MATERIAL PROVIDED =>
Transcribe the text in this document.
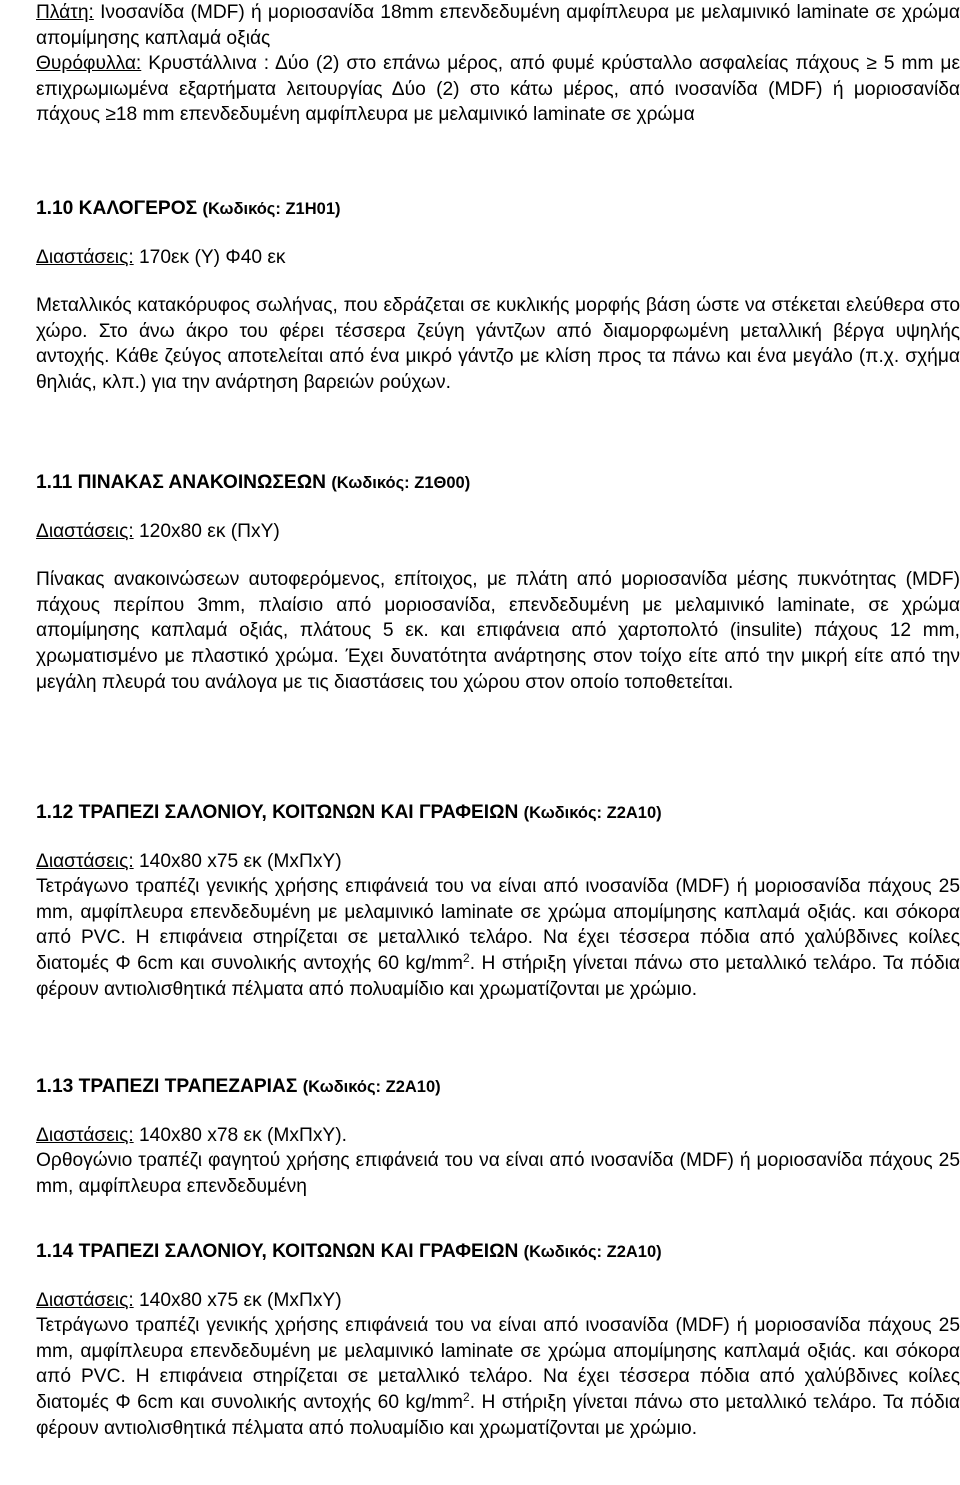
Πλάτη: Ινοσανίδα (MDF) ή μοριοσανίδα 18mm επενδεδυμένη αμφίπλευρα με μελαμινικό laminate σε χρώμα απομίμησης καπλαμά οξιάς

Θυρόφυλλα: Κρυστάλλινα : Δύο (2) στο επάνω μέρος, από φυμέ κρύσταλλο ασφαλείας πάχους ≥ 5 mm με επιχρωμιωμένα εξαρτήματα λειτουργίας Δύο (2) στο κάτω μέρος, από ινοσανίδα (MDF) ή μοριοσανίδα πάχους ≥18 mm επενδεδυμένη αμφίπλευρα με μελαμινικό laminate σε χρώμα

1.10 ΚΑΛΟΓΕΡΟΣ (Κωδικός: Ζ1Η01)

Διαστάσεις: 170εκ (Υ) Φ40 εκ

Μεταλλικός κατακόρυφος σωλήνας, που εδράζεται σε κυκλικής μορφής βάση ώστε να στέκεται ελεύθερα στο χώρο. Στο άνω άκρο του φέρει τέσσερα ζεύγη γάντζων από διαμορφωμένη μεταλλική βέργα υψηλής αντοχής. Κάθε ζεύγος αποτελείται από ένα μικρό γάντζο με κλίση προς τα πάνω και ένα μεγάλο (π.χ. σχήμα θηλιάς, κλπ.) για την ανάρτηση βαρειών ρούχων.

1.11 ΠΙΝΑΚΑΣ ΑΝΑΚΟΙΝΩΣΕΩΝ (Κωδικός: Ζ1Θ00)

Διαστάσεις: 120x80 εκ (ΠxΥ)

Πίνακας ανακοινώσεων αυτοφερόμενος, επίτοιχος, με πλάτη από μοριοσανίδα μέσης πυκνότητας (MDF) πάχους περίπου 3mm, πλαίσιο από μοριοσανίδα, επενδεδυμένη με μελαμινικό laminate, σε χρώμα απομίμησης καπλαμά οξιάς, πλάτους 5 εκ. και επιφάνεια από χαρτοπολτό (insulite) πάχους 12 mm, χρωματισμένο με πλαστικό χρώμα. Έχει δυνατότητα ανάρτησης στον τοίχο είτε από την μικρή είτε από την μεγάλη πλευρά του ανάλογα με τις διαστάσεις του χώρου στον οποίο τοποθετείται.

1.12 ΤΡΑΠΕΖΙ ΣΑΛΟΝΙΟΥ, ΚΟΙΤΩΝΩΝ ΚΑΙ ΓΡΑΦΕΙΩΝ (Κωδικός: Ζ2Α10)

Διαστάσεις: 140x80 x75 εκ (ΜxΠxΥ)

Τετράγωνο τραπέζι γενικής χρήσης επιφάνειά του να είναι από ινοσανίδα (MDF) ή μοριοσανίδα πάχους 25 mm, αμφίπλευρα επενδεδυμένη με μελαμινικό laminate σε χρώμα απομίμησης καπλαμά οξιάς. και σόκορα από PVC. Η επιφάνεια στηρίζεται σε μεταλλικό τελάρο. Να έχει τέσσερα πόδια από χαλύβδινες κοίλες διατομές Φ 6cm και συνολικής αντοχής 60 $kg/mm^2$. Η στήριξη γίνεται πάνω στο μεταλλικό τελάρο. Τα πόδια φέρουν αντιολισθητικά πέλματα από πολυαμίδιο και χρωματίζονται με χρώμιο.

1.13 ΤΡΑΠΕΖΙ ΤΡΑΠΕΖΑΡΙΑΣ (Κωδικός: Ζ2Α10)

Διαστάσεις: 140x80 x78 εκ (ΜxΠxΥ).

Ορθογώνιο τραπέζι φαγητού χρήσης επιφάνειά του να είναι από ινοσανίδα (MDF) ή μοριοσανίδα πάχους 25 mm, αμφίπλευρα επενδεδυμένη

1.14 ΤΡΑΠΕΖΙ ΣΑΛΟΝΙΟΥ, ΚΟΙΤΩΝΩΝ ΚΑΙ ΓΡΑΦΕΙΩΝ (Κωδικός: Ζ2Α10)

Διαστάσεις: 140x80 x75 εκ (ΜxΠxΥ)

Τετράγωνο τραπέζι γενικής χρήσης επιφάνειά του να είναι από ινοσανίδα (MDF) ή μοριοσανίδα πάχους 25 mm, αμφίπλευρα επενδεδυμένη με μελαμινικό laminate σε χρώμα απομίμησης καπλαμά οξιάς. και σόκορα από PVC. Η επιφάνεια στηρίζεται σε μεταλλικό τελάρο. Να έχει τέσσερα πόδια από χαλύβδινες κοίλες διατομές Φ 6cm και συνολικής αντοχής 60 $kg/mm^2$. Η στήριξη γίνεται πάνω στο μεταλλικό τελάρο. Τα πόδια φέρουν αντιολισθητικά πέλματα από πολυαμίδιο και χρωματίζονται με χρώμιο.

TASK DESCRIPTION => Copy every line of the listing that includes the string "καπλαμά".

EXERCISE RESPONSE =>
Πλάτη: Ινοσανίδα (MDF) ή μοριοσανίδα 18mm επενδεδυμένη αμφίπλευρα με μελαμινικό laminate σε χρώμα απομίμησης καπλαμά οξιάς
Πίνακας ανακοινώσεων αυτοφερόμενος, επίτοιχος, με πλάτη από μοριοσανίδα μέσης πυκνότητας (MDF) πάχους περίπου 3mm, πλαίσιο από μοριοσανίδα, επενδεδυμένη με μελαμινικό laminate, σε χρώμα απομίμησης καπλαμά οξιάς, πλάτους 5 εκ. και επιφάνεια από χαρτοπολτό (insulite) πάχους 12 mm, χρωματισμένο με πλαστικό χρώμα. Έχει δυνατότητα ανάρτησης στον τοίχο είτε από την μικρή είτε από την μεγάλη πλευρά του ανάλογα με τις διαστάσεις του χώρου στον οποίο τοποθετείται.
Τετράγωνο τραπέζι γενικής χρήσης επιφάνειά του να είναι από ινοσανίδα (MDF) ή μοριοσανίδα πάχους 25 mm, αμφίπλευρα επενδεδυμένη με μελαμινικό laminate σε χρώμα απομίμησης καπλαμά οξιάς. και σόκορα από PVC. Η επιφάνεια στηρίζεται σε μεταλλικό τελάρο. Να έχει τέσσερα πόδια από χαλύβδινες κοίλες διατομές Φ 6cm και συνολικής αντοχής 60 $kg/mm^2$. Η στήριξη γίνεται πάνω στο μεταλλικό τελάρο. Τα πόδια φέρουν αντιολισθητικά πέλματα από πολυαμίδιο και χρωματίζονται με χρώμιο.
Τετράγωνο τραπέζι γενικής χρήσης επιφάνειά του να είναι από ινοσανίδα (MDF) ή μοριοσανίδα πάχους 25 mm, αμφίπλευρα επενδεδυμένη με μελαμινικό laminate σε χρώμα απομίμησης καπλαμά οξιάς. και σόκορα από PVC. Η επιφάνεια στηρίζεται σε μεταλλικό τελάρο. Να έχει τέσσερα πόδια από χαλύβδινες κοίλες διατομές Φ 6cm και συνολικής αντοχής 60 $kg/mm^2$. Η στήριξη γίνεται πάνω στο μεταλλικό τελάρο. Τα πόδια φέρουν αντιολισθητικά πέλματα από πολυαμίδιο και χρωματίζονται με χρώμιο.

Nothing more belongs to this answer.